------ SOURCE RECORDS

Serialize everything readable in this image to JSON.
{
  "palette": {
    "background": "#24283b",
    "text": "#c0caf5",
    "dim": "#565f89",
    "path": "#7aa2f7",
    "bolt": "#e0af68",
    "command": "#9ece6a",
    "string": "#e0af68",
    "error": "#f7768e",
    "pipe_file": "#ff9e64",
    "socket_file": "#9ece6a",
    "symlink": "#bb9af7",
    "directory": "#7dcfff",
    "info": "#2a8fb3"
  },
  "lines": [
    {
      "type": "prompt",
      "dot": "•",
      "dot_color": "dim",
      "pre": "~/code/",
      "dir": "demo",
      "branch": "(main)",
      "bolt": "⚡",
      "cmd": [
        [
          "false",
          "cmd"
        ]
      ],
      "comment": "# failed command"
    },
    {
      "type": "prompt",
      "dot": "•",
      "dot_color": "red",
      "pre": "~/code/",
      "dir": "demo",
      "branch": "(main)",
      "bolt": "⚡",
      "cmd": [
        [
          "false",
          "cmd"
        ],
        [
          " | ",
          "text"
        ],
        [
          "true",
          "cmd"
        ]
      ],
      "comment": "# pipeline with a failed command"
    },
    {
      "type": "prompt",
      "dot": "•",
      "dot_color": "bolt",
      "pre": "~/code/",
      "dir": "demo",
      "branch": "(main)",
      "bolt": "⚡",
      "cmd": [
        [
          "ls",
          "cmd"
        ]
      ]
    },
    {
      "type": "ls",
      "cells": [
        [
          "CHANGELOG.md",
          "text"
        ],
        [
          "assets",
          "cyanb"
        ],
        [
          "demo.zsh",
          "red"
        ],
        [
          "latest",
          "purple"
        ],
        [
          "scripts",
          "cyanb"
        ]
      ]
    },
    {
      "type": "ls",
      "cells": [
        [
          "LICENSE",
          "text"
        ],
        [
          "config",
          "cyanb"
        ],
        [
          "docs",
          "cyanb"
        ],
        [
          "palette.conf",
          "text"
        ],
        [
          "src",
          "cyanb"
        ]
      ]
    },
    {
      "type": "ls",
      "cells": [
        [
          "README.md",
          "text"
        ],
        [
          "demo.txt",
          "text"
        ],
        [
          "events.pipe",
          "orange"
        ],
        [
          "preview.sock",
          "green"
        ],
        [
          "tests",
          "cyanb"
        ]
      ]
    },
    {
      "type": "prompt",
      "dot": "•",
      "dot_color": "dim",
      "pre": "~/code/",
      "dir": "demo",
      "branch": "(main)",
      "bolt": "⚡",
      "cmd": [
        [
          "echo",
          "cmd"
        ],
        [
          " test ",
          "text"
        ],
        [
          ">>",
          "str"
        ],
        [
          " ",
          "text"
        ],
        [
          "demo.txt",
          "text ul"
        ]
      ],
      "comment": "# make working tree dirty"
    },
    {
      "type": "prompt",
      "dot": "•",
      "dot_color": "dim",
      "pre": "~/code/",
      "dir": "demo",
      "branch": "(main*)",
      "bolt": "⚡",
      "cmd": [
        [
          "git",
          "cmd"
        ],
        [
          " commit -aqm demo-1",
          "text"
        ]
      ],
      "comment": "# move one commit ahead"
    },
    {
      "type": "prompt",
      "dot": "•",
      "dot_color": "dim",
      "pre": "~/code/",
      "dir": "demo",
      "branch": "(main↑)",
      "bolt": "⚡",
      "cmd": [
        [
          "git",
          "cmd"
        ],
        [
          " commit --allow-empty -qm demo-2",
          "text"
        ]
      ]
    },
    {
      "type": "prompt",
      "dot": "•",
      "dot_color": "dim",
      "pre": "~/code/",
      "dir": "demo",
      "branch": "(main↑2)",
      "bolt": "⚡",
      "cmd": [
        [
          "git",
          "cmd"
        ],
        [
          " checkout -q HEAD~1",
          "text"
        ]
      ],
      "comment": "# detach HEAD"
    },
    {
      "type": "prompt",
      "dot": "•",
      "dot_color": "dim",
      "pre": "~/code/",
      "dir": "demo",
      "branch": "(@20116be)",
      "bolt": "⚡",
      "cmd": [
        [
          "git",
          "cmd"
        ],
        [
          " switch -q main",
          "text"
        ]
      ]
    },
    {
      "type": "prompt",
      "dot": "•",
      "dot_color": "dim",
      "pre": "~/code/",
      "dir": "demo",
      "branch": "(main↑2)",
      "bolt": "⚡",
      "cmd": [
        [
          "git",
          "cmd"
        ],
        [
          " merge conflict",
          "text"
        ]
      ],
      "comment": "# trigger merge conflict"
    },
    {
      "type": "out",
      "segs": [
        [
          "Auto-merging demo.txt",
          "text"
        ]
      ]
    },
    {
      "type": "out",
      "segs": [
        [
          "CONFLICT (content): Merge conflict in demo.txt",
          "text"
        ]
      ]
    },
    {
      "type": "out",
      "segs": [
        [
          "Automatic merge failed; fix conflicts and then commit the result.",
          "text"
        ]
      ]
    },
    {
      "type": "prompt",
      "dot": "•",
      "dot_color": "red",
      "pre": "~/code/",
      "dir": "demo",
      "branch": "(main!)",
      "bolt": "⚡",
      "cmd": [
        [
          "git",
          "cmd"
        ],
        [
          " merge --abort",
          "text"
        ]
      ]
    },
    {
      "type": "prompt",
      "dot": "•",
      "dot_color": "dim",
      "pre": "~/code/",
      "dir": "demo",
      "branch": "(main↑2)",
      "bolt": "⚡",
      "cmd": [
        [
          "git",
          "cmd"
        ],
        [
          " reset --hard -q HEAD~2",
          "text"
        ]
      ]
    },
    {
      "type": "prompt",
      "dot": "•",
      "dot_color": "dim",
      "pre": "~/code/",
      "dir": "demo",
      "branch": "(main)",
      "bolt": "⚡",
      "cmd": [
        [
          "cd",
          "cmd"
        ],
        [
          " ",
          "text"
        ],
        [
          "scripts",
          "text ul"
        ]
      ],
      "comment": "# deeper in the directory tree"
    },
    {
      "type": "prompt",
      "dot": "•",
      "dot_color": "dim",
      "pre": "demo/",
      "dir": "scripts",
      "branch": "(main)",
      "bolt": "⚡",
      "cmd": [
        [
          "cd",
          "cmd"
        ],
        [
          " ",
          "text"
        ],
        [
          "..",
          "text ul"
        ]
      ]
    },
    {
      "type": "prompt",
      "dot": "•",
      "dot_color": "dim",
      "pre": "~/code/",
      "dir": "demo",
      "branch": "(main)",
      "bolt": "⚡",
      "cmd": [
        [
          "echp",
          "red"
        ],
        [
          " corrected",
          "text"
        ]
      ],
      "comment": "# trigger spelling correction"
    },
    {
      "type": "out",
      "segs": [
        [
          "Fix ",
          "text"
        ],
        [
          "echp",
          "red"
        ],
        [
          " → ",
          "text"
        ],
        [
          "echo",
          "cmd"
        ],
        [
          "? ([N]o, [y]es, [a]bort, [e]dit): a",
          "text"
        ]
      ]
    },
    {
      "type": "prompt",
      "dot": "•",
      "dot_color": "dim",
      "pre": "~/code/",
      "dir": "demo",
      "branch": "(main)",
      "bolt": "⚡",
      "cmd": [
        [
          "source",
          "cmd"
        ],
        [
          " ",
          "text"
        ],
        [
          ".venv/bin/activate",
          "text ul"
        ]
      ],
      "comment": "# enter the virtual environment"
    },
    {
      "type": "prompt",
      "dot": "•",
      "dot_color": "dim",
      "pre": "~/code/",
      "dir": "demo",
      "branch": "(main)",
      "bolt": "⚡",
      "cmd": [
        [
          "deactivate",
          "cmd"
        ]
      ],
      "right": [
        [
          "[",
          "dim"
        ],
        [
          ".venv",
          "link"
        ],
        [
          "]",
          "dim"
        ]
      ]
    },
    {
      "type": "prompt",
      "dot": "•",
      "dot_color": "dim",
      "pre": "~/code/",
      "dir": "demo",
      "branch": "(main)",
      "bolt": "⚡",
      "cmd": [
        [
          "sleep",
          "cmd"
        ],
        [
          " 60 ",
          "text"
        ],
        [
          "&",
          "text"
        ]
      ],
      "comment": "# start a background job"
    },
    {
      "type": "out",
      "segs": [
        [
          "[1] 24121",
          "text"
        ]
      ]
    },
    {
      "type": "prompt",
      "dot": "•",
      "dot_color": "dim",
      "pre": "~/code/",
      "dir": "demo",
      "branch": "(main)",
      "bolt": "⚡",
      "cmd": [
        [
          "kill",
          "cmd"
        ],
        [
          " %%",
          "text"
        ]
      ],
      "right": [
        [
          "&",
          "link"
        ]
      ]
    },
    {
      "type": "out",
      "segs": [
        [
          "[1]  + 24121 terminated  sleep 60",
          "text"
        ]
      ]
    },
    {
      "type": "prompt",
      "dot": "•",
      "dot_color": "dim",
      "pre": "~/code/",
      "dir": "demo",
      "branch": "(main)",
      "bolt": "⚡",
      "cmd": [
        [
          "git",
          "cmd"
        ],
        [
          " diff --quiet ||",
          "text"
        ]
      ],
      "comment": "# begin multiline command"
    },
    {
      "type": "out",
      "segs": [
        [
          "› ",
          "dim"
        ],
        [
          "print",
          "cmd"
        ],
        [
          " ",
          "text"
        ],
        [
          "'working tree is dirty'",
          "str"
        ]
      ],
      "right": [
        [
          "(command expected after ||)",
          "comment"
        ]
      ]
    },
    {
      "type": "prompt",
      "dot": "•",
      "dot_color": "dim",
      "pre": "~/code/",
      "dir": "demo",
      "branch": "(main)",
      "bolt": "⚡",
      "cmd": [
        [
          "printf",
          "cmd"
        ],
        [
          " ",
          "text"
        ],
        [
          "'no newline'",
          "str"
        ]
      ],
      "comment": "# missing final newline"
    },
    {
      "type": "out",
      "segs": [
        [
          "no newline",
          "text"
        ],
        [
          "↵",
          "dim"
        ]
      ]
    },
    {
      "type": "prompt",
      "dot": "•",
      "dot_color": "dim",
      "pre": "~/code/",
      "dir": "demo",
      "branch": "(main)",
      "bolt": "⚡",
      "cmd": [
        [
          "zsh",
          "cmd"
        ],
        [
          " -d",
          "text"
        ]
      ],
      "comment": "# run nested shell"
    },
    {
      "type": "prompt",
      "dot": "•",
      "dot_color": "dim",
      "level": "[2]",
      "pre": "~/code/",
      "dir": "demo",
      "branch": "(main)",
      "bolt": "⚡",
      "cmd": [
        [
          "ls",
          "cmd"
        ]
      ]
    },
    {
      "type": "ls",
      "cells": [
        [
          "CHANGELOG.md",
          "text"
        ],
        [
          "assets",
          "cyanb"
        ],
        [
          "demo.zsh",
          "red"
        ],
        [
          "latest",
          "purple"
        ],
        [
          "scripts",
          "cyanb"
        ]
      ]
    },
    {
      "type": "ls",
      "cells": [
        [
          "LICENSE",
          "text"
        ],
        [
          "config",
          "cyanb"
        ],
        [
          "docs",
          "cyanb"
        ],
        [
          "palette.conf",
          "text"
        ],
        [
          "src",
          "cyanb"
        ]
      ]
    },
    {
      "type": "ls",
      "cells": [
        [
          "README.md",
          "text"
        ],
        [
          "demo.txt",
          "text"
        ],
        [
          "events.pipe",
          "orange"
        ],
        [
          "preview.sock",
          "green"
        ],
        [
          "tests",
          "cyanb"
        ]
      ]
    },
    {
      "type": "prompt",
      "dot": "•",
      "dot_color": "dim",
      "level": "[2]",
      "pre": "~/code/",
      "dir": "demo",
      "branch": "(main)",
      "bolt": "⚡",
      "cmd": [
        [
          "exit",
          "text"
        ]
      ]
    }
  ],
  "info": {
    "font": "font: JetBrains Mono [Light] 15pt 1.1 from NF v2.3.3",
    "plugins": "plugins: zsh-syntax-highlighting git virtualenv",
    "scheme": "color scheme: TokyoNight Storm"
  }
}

------------

## YOUR GOAL
From the entries above, copy every line where the word "command" shows up.

## EXERCISE RESPONSE
    "command": "#9ece6a",
      "comment": "# failed command"
      "comment": "# pipeline with a failed command"
      "comment": "# begin multiline command"
          "(command expected after ||)",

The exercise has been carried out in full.